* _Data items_

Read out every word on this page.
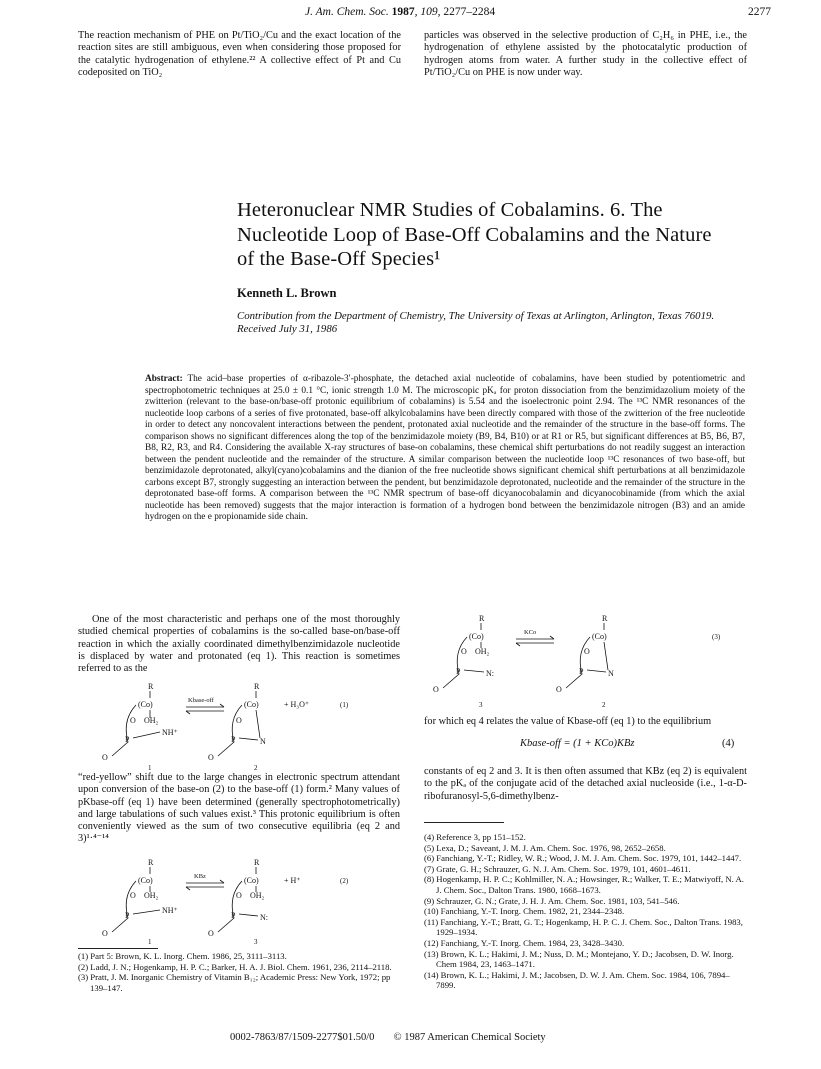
J. Am. Chem. Soc. 1987, 109, 2277–2284	2277

The reaction mechanism of PHE on Pt/TiO₂/Cu and the exact location of the reaction sites are still ambiguous, even when considering those proposed for the catalytic hydrogenation of ethylene.²² A collective effect of Pt and Cu codeposited on TiO₂

particles was observed in the selective production of C₂H₆ in PHE, i.e., the hydrogenation of ethylene assisted by the photocatalytic production of hydrogen atoms from water. A further study in the collective effect of Pt/TiO₂/Cu on PHE is now under way.

Heteronuclear NMR Studies of Cobalamins. 6. The Nucleotide Loop of Base-Off Cobalamins and the Nature of the Base-Off Species¹
Kenneth L. Brown
Contribution from the Department of Chemistry, The University of Texas at Arlington, Arlington, Texas 76019. Received July 31, 1986
Abstract: The acid–base properties of α-ribazole-3′-phosphate, the detached axial nucleotide of cobalamins, have been studied by potentiometric and spectrophotometric techniques at 25.0 ± 0.1 °C, ionic strength 1.0 M. The microscopic pKₐ for proton dissociation from the benzimidazolium moiety of the zwitterion (relevant to the base-on/base-off protonic equilibrium of cobalamins) is 5.54 and the isoelectronic point 2.94. The ¹³C NMR resonances of the nucleotide loop carbons of a series of five protonated, base-off alkylcobalamins have been directly compared with those of the zwitterion of the free nucleotide in order to detect any noncovalent interactions between the pendent, protonated axial nucleotide and the remainder of the structure in the base-off forms. The comparison shows no significant differences along the top of the benzimidazole moiety (B9, B4, B10) or at R1 or R5, but significant differences at B5, B6, B7, B8, R2, R3, and R4. Considering the available X-ray structures of base-on cobalamins, these chemical shift perturbations do not readily suggest an interaction between the pendent nucleotide and the remainder of the structure. A similar comparison between the nucleotide loop ¹³C resonances of two base-off, but benzimidazole deprotonated, alkyl(cyano)cobalamins and the dianion of the free nucleotide shows significant chemical shift perturbations at all benzimidazole carbons except B7, strongly suggesting an interaction between the pendent, but benzimidazole deprotonated, nucleotide and the remainder of the structure in the deprotonated base-off forms. A comparison between the ¹³C NMR spectrum of base-off dicyanocobalamin and dicyanocobinamide (from which the axial nucleotide has been removed) suggests that the major interaction is formation of a hydrogen bond between the benzimidazole nitrogen (B3) and an amide hydrogen on the e propionamide side chain.

One of the most characteristic and perhaps one of the most thoroughly studied chemical properties of cobalamins is the so-called base-on/base-off reaction in which the axially coordinated dimethylbenzimidazole nucleotide is displaced by water and protonated (eq 1). This reaction is sometimes referred to as the

R
(Co)
O OH₂
P
NH⁺
O
Kbase-off
R
(Co)
O
P	N
O
+ H₃O⁺	(1)
1	2

“red-yellow” shift due to the large changes in electronic spectrum attendant upon conversion of the base-on (2) to the base-off (1) form.² Many values of pKbase-off (eq 1) have been determined (generally spectrophotometrically) and large tabulations of such values exist.³ This protonic equilibrium is often conveniently viewed as the sum of two consecutive equilibria (eq 2 and 3)¹·⁴⁻¹⁴

R
(Co)
O OH₂
P
NH⁺
O
KBz
R
(Co)
O OH₂
P	N:
O
+ H⁺	(2)
1	3

(1) Part 5: Brown, K. L. Inorg. Chem. 1986, 25, 3111–3113.

(2) Ladd, J. N.; Hogenkamp, H. P. C.; Barker, H. A. J. Biol. Chem. 1961, 236, 2114–2118.

(3) Pratt, J. M. Inorganic Chemistry of Vitamin B₁₂; Academic Press: New York, 1972; pp 139–147.

R
(Co)
O OH₂
P	N:
O
KCo
R
(Co)
O
P	N
O
(3)
3	2

for which eq 4 relates the value of Kbase-off (eq 1) to the equilibrium

Kbase-off = (1 + KCo)KBz	(4)

constants of eq 2 and 3. It is then often assumed that KBz (eq 2) is equivalent to the pKₐ of the conjugate acid of the detached axial nucleoside (i.e., 1-α-D-ribofuranosyl-5,6-dimethylbenz-

(4) Reference 3, pp 151–152.

(5) Lexa, D.; Saveant, J. M. J. Am. Chem. Soc. 1976, 98, 2652–2658.

(6) Fanchiang, Y.-T.; Ridley, W. R.; Wood, J. M. J. Am. Chem. Soc. 1979, 101, 1442–1447.

(7) Grate, G. H.; Schrauzer, G. N. J. Am. Chem. Soc. 1979, 101, 4601–4611.

(8) Hogenkamp, H. P. C.; Kohlmiller, N. A.; Howsinger, R.; Walker, T. E.; Matwiyoff, N. A. J. Chem. Soc., Dalton Trans. 1980, 1668–1673.

(9) Schrauzer, G. N.; Grate, J. H. J. Am. Chem. Soc. 1981, 103, 541–546.

(10) Fanchiang, Y.-T. Inorg. Chem. 1982, 21, 2344–2348.

(11) Fanchiang, Y.-T.; Bratt, G. T.; Hogenkamp, H. P. C. J. Chem. Soc., Dalton Trans. 1983, 1929–1934.

(12) Fanchiang, Y.-T. Inorg. Chem. 1984, 23, 3428–3430.

(13) Brown, K. L.; Hakimi, J. M.; Nuss, D. M.; Montejano, Y. D.; Jacobsen, D. W. Inorg. Chem 1984, 23, 1463–1471.

(14) Brown, K. L.; Hakimi, J. M.; Jacobsen, D. W. J. Am. Chem. Soc. 1984, 106, 7894–7899.

0002-7863/87/1509-2277$01.50/0 © 1987 American Chemical Society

* _GOAL OF THE EXERCISE_
Reproduce all of the material exactly, apart from the pictures.

* _RESPONSE TO THIS TASK_
Read out every word on this page.
J. Am. Chem. Soc. 1987, 109, 2277–2284	2277

The reaction mechanism of PHE on Pt/TiO₂/Cu and the exact location of the reaction sites are still ambiguous, even when considering those proposed for the catalytic hydrogenation of ethylene.²² A collective effect of Pt and Cu codeposited on TiO₂

particles was observed in the selective production of C₂H₆ in PHE, i.e., the hydrogenation of ethylene assisted by the photocatalytic production of hydrogen atoms from water. A further study in the collective effect of Pt/TiO₂/Cu on PHE is now under way.

Heteronuclear NMR Studies of Cobalamins. 6. The Nucleotide Loop of Base-Off Cobalamins and the Nature of the Base-Off Species¹
Kenneth L. Brown
Contribution from the Department of Chemistry, The University of Texas at Arlington, Arlington, Texas 76019. Received July 31, 1986
Abstract: The acid–base properties of α-ribazole-3′-phosphate, the detached axial nucleotide of cobalamins, have been studied by potentiometric and spectrophotometric techniques at 25.0 ± 0.1 °C, ionic strength 1.0 M. The microscopic pKₐ for proton dissociation from the benzimidazolium moiety of the zwitterion (relevant to the base-on/base-off protonic equilibrium of cobalamins) is 5.54 and the isoelectronic point 2.94. The ¹³C NMR resonances of the nucleotide loop carbons of a series of five protonated, base-off alkylcobalamins have been directly compared with those of the zwitterion of the free nucleotide in order to detect any noncovalent interactions between the pendent, protonated axial nucleotide and the remainder of the structure in the base-off forms. The comparison shows no significant differences along the top of the benzimidazole moiety (B9, B4, B10) or at R1 or R5, but significant differences at B5, B6, B7, B8, R2, R3, and R4. Considering the available X-ray structures of base-on cobalamins, these chemical shift perturbations do not readily suggest an interaction between the pendent nucleotide and the remainder of the structure. A similar comparison between the nucleotide loop ¹³C resonances of two base-off, but benzimidazole deprotonated, alkyl(cyano)cobalamins and the dianion of the free nucleotide shows significant chemical shift perturbations at all benzimidazole carbons except B7, strongly suggesting an interaction between the pendent, but benzimidazole deprotonated, nucleotide and the remainder of the structure in the deprotonated base-off forms. A comparison between the ¹³C NMR spectrum of base-off dicyanocobalamin and dicyanocobinamide (from which the axial nucleotide has been removed) suggests that the major interaction is formation of a hydrogen bond between the benzimidazole nitrogen (B3) and an amide hydrogen on the e propionamide side chain.

One of the most characteristic and perhaps one of the most thoroughly studied chemical properties of cobalamins is the so-called base-on/base-off reaction in which the axially coordinated dimethylbenzimidazole nucleotide is displaced by water and protonated (eq 1). This reaction is sometimes referred to as the

R
(Co)
O OH₂
P
NH⁺
O
Kbase-off
R
(Co)
O
P	N
O
+ H₃O⁺	(1)
1	2

“red-yellow” shift due to the large changes in electronic spectrum attendant upon conversion of the base-on (2) to the base-off (1) form.² Many values of pKbase-off (eq 1) have been determined (generally spectrophotometrically) and large tabulations of such values exist.³ This protonic equilibrium is often conveniently viewed as the sum of two consecutive equilibria (eq 2 and 3)¹·⁴⁻¹⁴

R
(Co)
O OH₂
P
NH⁺
O
KBz
R
(Co)
O OH₂
P	N:
O
+ H⁺	(2)
1	3

(1) Part 5: Brown, K. L. Inorg. Chem. 1986, 25, 3111–3113.

(2) Ladd, J. N.; Hogenkamp, H. P. C.; Barker, H. A. J. Biol. Chem. 1961, 236, 2114–2118.

(3) Pratt, J. M. Inorganic Chemistry of Vitamin B₁₂; Academic Press: New York, 1972; pp 139–147.

R
(Co)
O OH₂
P	N:
O
KCo
R
(Co)
O
P	N
O
(3)
3	2

for which eq 4 relates the value of Kbase-off (eq 1) to the equilibrium

Kbase-off = (1 + KCo)KBz	(4)

constants of eq 2 and 3. It is then often assumed that KBz (eq 2) is equivalent to the pKₐ of the conjugate acid of the detached axial nucleoside (i.e., 1-α-D-ribofuranosyl-5,6-dimethylbenz-

(4) Reference 3, pp 151–152.

(5) Lexa, D.; Saveant, J. M. J. Am. Chem. Soc. 1976, 98, 2652–2658.

(6) Fanchiang, Y.-T.; Ridley, W. R.; Wood, J. M. J. Am. Chem. Soc. 1979, 101, 1442–1447.

(7) Grate, G. H.; Schrauzer, G. N. J. Am. Chem. Soc. 1979, 101, 4601–4611.

(8) Hogenkamp, H. P. C.; Kohlmiller, N. A.; Howsinger, R.; Walker, T. E.; Matwiyoff, N. A. J. Chem. Soc., Dalton Trans. 1980, 1668–1673.

(9) Schrauzer, G. N.; Grate, J. H. J. Am. Chem. Soc. 1981, 103, 541–546.

(10) Fanchiang, Y.-T. Inorg. Chem. 1982, 21, 2344–2348.

(11) Fanchiang, Y.-T.; Bratt, G. T.; Hogenkamp, H. P. C. J. Chem. Soc., Dalton Trans. 1983, 1929–1934.

(12) Fanchiang, Y.-T. Inorg. Chem. 1984, 23, 3428–3430.

(13) Brown, K. L.; Hakimi, J. M.; Nuss, D. M.; Montejano, Y. D.; Jacobsen, D. W. Inorg. Chem 1984, 23, 1463–1471.

(14) Brown, K. L.; Hakimi, J. M.; Jacobsen, D. W. J. Am. Chem. Soc. 1984, 106, 7894–7899.

0002-7863/87/1509-2277$01.50/0 © 1987 American Chemical Society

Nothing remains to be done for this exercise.